### Written problem
All entries are to be given again verbatim.
****************
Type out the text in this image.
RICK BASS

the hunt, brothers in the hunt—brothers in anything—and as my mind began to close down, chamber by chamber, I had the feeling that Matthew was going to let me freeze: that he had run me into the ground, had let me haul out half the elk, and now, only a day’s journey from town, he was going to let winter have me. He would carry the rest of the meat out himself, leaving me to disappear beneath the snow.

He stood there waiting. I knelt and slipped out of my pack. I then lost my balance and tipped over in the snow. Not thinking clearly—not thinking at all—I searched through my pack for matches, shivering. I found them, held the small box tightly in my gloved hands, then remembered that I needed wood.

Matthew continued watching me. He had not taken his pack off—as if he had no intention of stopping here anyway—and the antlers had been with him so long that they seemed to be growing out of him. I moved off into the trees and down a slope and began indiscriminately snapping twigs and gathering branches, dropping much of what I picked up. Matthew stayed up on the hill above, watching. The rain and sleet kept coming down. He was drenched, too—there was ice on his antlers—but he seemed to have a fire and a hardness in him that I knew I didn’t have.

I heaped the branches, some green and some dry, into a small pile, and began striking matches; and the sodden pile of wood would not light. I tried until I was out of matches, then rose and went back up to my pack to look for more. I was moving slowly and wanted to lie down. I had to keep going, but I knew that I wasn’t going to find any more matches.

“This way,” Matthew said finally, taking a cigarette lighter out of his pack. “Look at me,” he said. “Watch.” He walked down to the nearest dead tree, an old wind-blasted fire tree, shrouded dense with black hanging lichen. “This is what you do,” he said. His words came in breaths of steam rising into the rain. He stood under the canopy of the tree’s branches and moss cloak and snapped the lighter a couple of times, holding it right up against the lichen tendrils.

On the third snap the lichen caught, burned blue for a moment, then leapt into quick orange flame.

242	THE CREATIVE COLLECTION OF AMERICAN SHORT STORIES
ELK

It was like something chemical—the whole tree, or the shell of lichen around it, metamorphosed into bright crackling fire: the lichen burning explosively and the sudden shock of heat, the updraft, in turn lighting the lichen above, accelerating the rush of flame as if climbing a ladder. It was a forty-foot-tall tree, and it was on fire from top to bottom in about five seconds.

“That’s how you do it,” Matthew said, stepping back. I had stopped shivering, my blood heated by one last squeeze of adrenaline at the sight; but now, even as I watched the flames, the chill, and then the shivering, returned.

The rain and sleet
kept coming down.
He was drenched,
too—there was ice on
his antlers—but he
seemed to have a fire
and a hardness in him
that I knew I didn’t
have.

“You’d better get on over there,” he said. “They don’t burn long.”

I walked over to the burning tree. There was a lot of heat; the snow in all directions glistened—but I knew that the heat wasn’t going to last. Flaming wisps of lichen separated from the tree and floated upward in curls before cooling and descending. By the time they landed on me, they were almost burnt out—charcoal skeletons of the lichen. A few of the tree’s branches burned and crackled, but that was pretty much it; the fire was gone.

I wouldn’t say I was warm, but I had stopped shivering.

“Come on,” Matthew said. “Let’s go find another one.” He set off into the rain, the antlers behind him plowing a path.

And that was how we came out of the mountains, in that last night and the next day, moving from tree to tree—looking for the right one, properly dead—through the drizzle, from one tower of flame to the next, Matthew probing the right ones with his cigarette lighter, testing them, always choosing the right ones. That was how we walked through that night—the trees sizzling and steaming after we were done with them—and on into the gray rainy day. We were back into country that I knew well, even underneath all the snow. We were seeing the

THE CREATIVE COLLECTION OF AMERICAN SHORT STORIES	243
****************
### Right answer
Type out the text in this image.
RICK BASS

the hunt, brothers in the hunt—brothers in anything—and as my mind began to close down, chamber by chamber, I had the feeling that Matthew was going to let me freeze: that he had run me into the ground, had let me haul out half the elk, and now, only a day’s journey from town, he was going to let winter have me. He would carry the rest of the meat out himself, leaving me to disappear beneath the snow.

He stood there waiting. I knelt and slipped out of my pack. I then lost my balance and tipped over in the snow. Not thinking clearly—not thinking at all—I searched through my pack for matches, shivering. I found them, held the small box tightly in my gloved hands, then remembered that I needed wood.

Matthew continued watching me. He had not taken his pack off—as if he had no intention of stopping here anyway—and the antlers had been with him so long that they seemed to be growing out of him. I moved off into the trees and down a slope and began indiscriminately snapping twigs and gathering branches, dropping much of what I picked up. Matthew stayed up on the hill above, watching. The rain and sleet kept coming down. He was drenched, too—there was ice on his antlers—but he seemed to have a fire and a hardness in him that I knew I didn’t have.

I heaped the branches, some green and some dry, into a small pile, and began striking matches; and the sodden pile of wood would not light. I tried until I was out of matches, then rose and went back up to my pack to look for more. I was moving slowly and wanted to lie down. I had to keep going, but I knew that I wasn’t going to find any more matches.

“This way,” Matthew said finally, taking a cigarette lighter out of his pack. “Look at me,” he said. “Watch.” He walked down to the nearest dead tree, an old wind-blasted fire tree, shrouded dense with black hanging lichen. “This is what you do,” he said. His words came in breaths of steam rising into the rain. He stood under the canopy of the tree’s branches and moss cloak and snapped the lighter a couple of times, holding it right up against the lichen tendrils.

On the third snap the lichen caught, burned blue for a moment, then leapt into quick orange flame.

242	THE CREATIVE COLLECTION OF AMERICAN SHORT STORIES
ELK

It was like something chemical—the whole tree, or the shell of lichen around it, metamorphosed into bright crackling fire: the lichen burning explosively and the sudden shock of heat, the updraft, in turn lighting the lichen above, accelerating the rush of flame as if climbing a ladder. It was a forty-foot-tall tree, and it was on fire from top to bottom in about five seconds.

“That’s how you do it,” Matthew said, stepping back. I had stopped shivering, my blood heated by one last squeeze of adrenaline at the sight; but now, even as I watched the flames, the chill, and then the shivering, returned.

The rain and sleet
kept coming down.
He was drenched,
too—there was ice on
his antlers—but he
seemed to have a fire
and a hardness in him
that I knew I didn’t
have.

“You’d better get on over there,” he said. “They don’t burn long.”

I walked over to the burning tree. There was a lot of heat; the snow in all directions glistened—but I knew that the heat wasn’t going to last. Flaming wisps of lichen separated from the tree and floated upward in curls before cooling and descending. By the time they landed on me, they were almost burnt out—charcoal skeletons of the lichen. A few of the tree’s branches burned and crackled, but that was pretty much it; the fire was gone.

I wouldn’t say I was warm, but I had stopped shivering.

“Come on,” Matthew said. “Let’s go find another one.” He set off into the rain, the antlers behind him plowing a path.

And that was how we came out of the mountains, in that last night and the next day, moving from tree to tree—looking for the right one, properly dead—through the drizzle, from one tower of flame to the next, Matthew probing the right ones with his cigarette lighter, testing them, always choosing the right ones. That was how we walked through that night—the trees sizzling and steaming after we were done with them—and on into the gray rainy day. We were back into country that I knew well, even underneath all the snow. We were seeing the

THE CREATIVE COLLECTION OF AMERICAN SHORT STORIES	243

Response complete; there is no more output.